— START ENTRIES SUPPLIED —
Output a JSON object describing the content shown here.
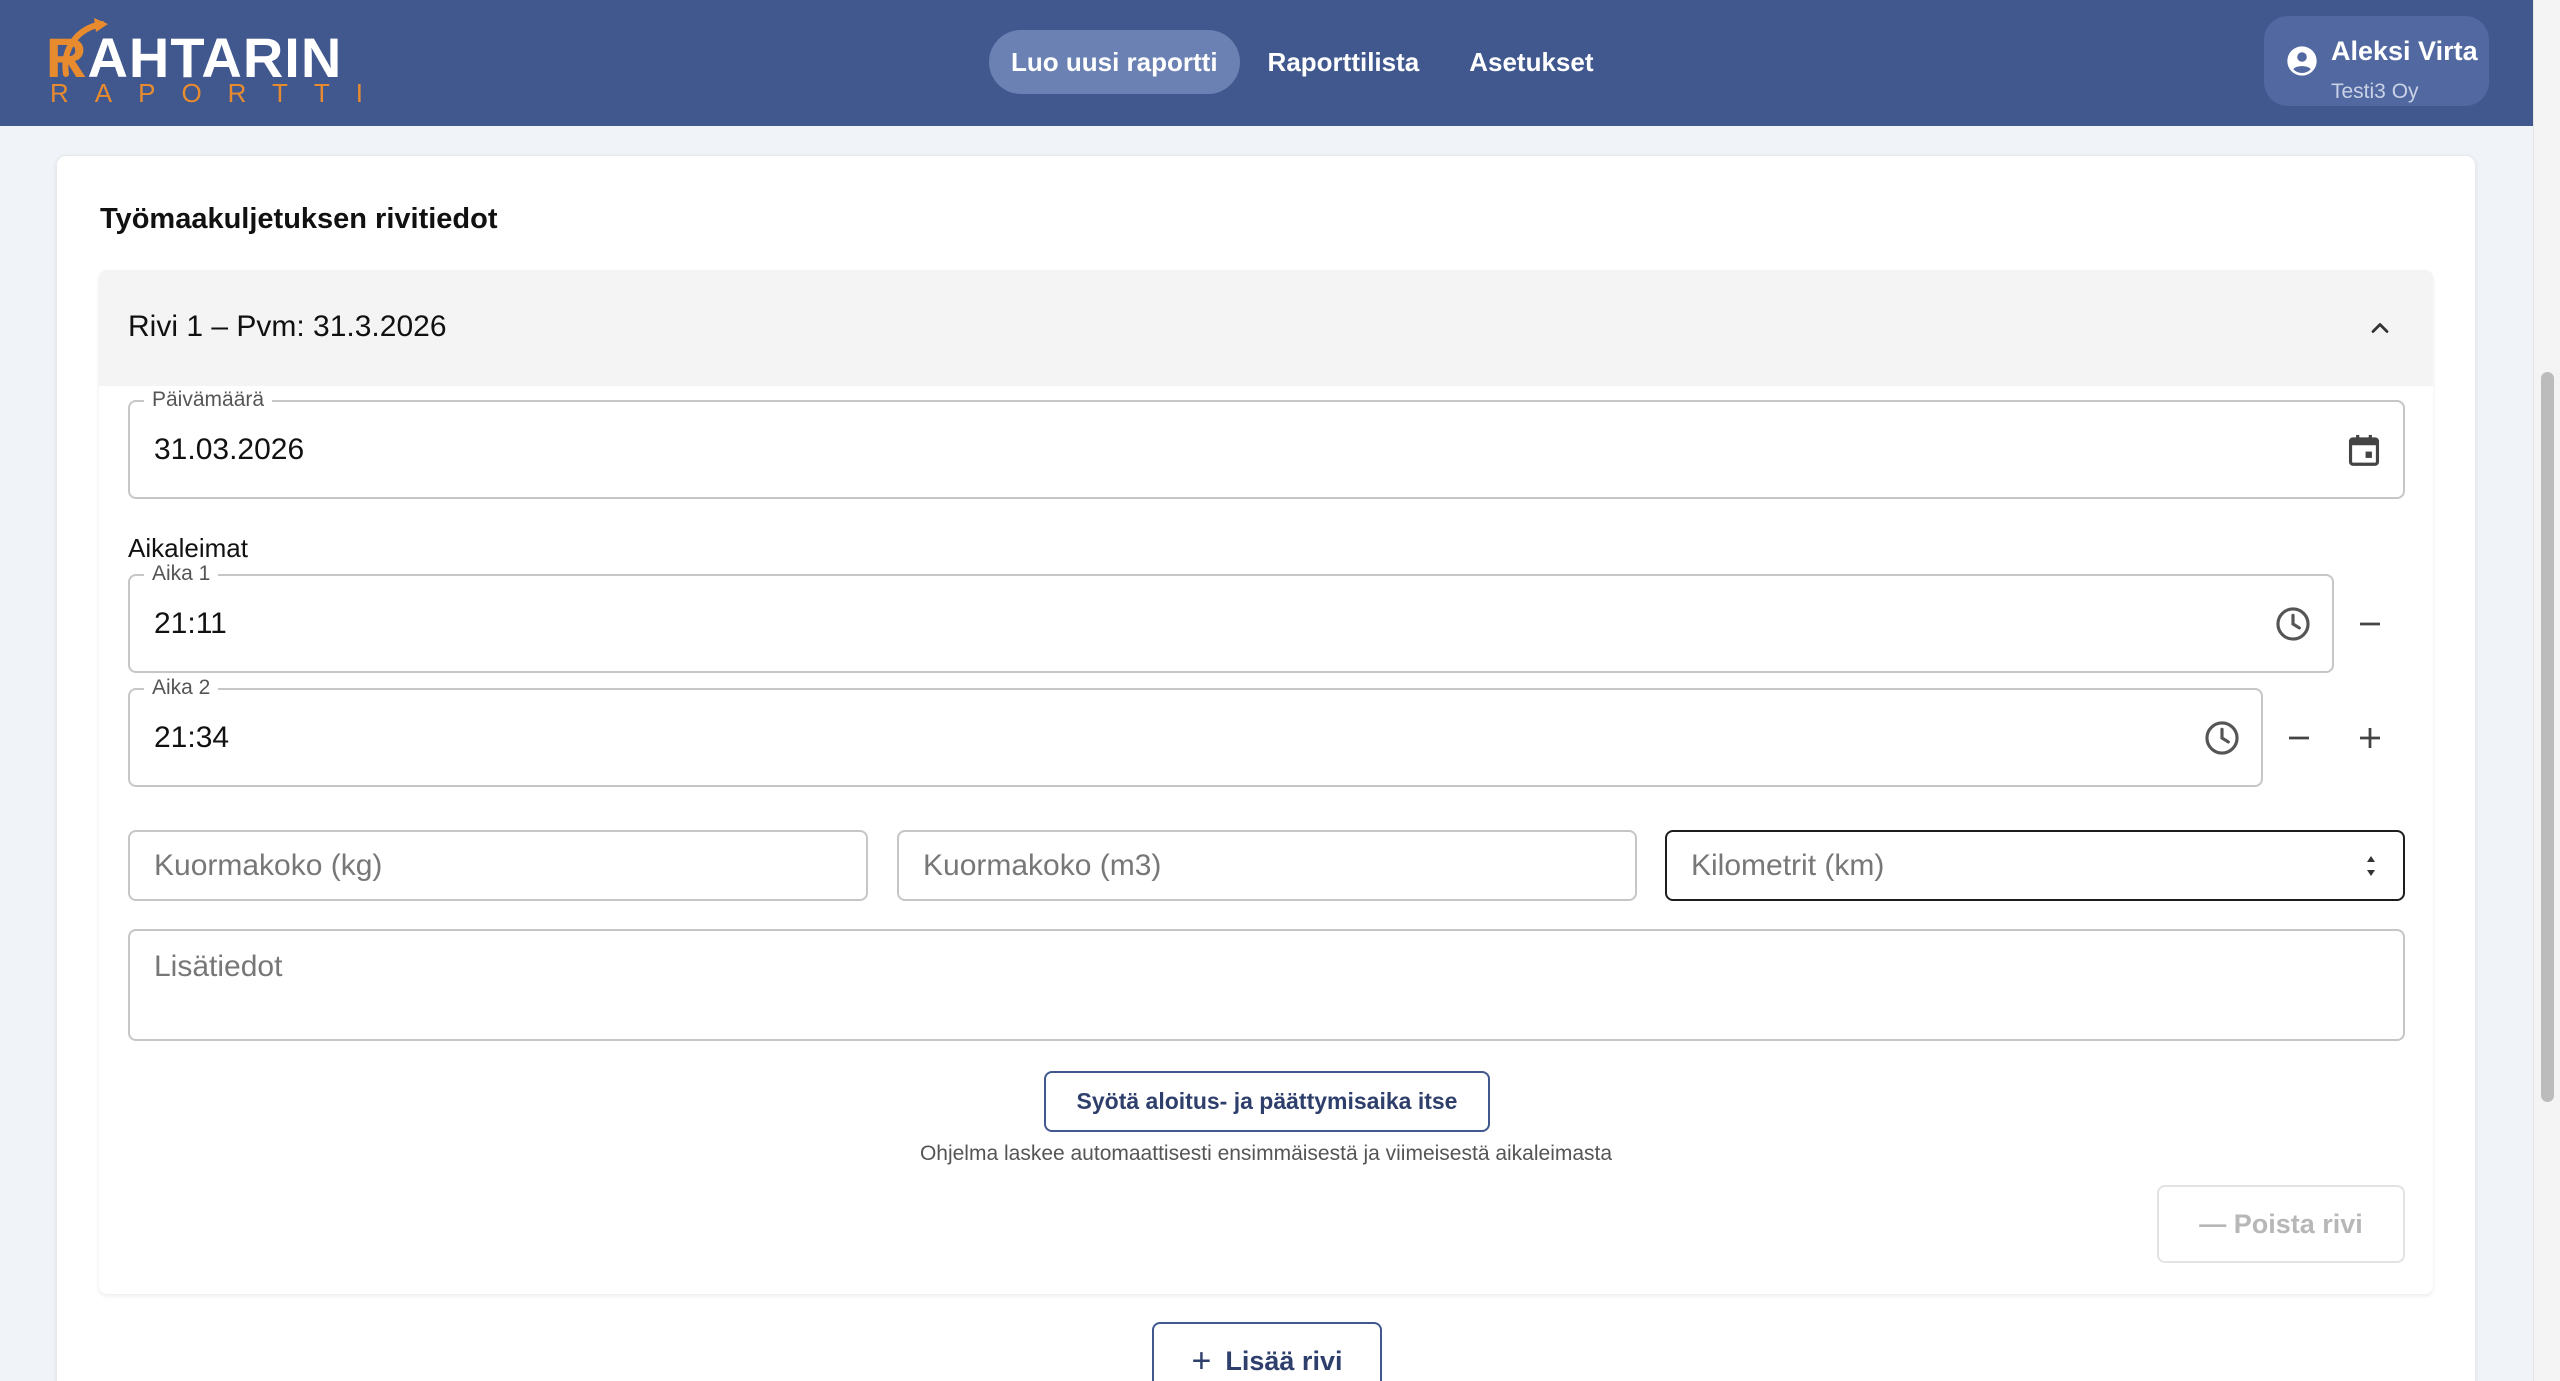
{
  "header": {
    "logo_main_first": "R",
    "logo_main_rest": "AHTARIN",
    "logo_sub": "RAPORTTI",
    "nav": [
      {
        "label": "Luo uusi raportti",
        "active": true
      },
      {
        "label": "Raporttilista",
        "active": false
      },
      {
        "label": "Asetukset",
        "active": false
      }
    ],
    "user": {
      "name": "Aleksi Virta",
      "org": "Testi3 Oy",
      "icon": "account-circle-icon"
    }
  },
  "section": {
    "title": "Työmaakuljetuksen rivitiedot"
  },
  "row": {
    "title": "Rivi 1 – Pvm: 31.3.2026",
    "date_field": {
      "label": "Päivämäärä",
      "value": "31.03.2026",
      "icon": "calendar-icon"
    },
    "timestamps_label": "Aikaleimat",
    "times": [
      {
        "label": "Aika 1",
        "value": "21:11",
        "icon": "clock-icon"
      },
      {
        "label": "Aika 2",
        "value": "21:34",
        "icon": "clock-icon"
      }
    ],
    "load_kg_placeholder": "Kuormakoko (kg)",
    "load_m3_placeholder": "Kuormakoko (m3)",
    "km_placeholder": "Kilometrit (km)",
    "notes_placeholder": "Lisätiedot",
    "manual_time_button": "Syötä aloitus- ja päättymisaika itse",
    "hint": "Ohjelma laskee automaattisesti ensimmäisestä ja viimeisestä aikaleimasta",
    "delete_button": "— Poista rivi"
  },
  "add_row_button": "Lisää rivi",
  "colors": {
    "header_bg": "#41588f",
    "accent": "#e88b2e",
    "active_nav": "#6b80b3"
  }
}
— END ENTRIES SUPPLIED —
§ GOAL OF THE EXERCISE
Above are the records; copy every line in them that holds the word "Kuormakoko".

§ RESULT FOR THIS TASK
    "load_kg_placeholder": "Kuormakoko (kg)",
    "load_m3_placeholder": "Kuormakoko (m3)",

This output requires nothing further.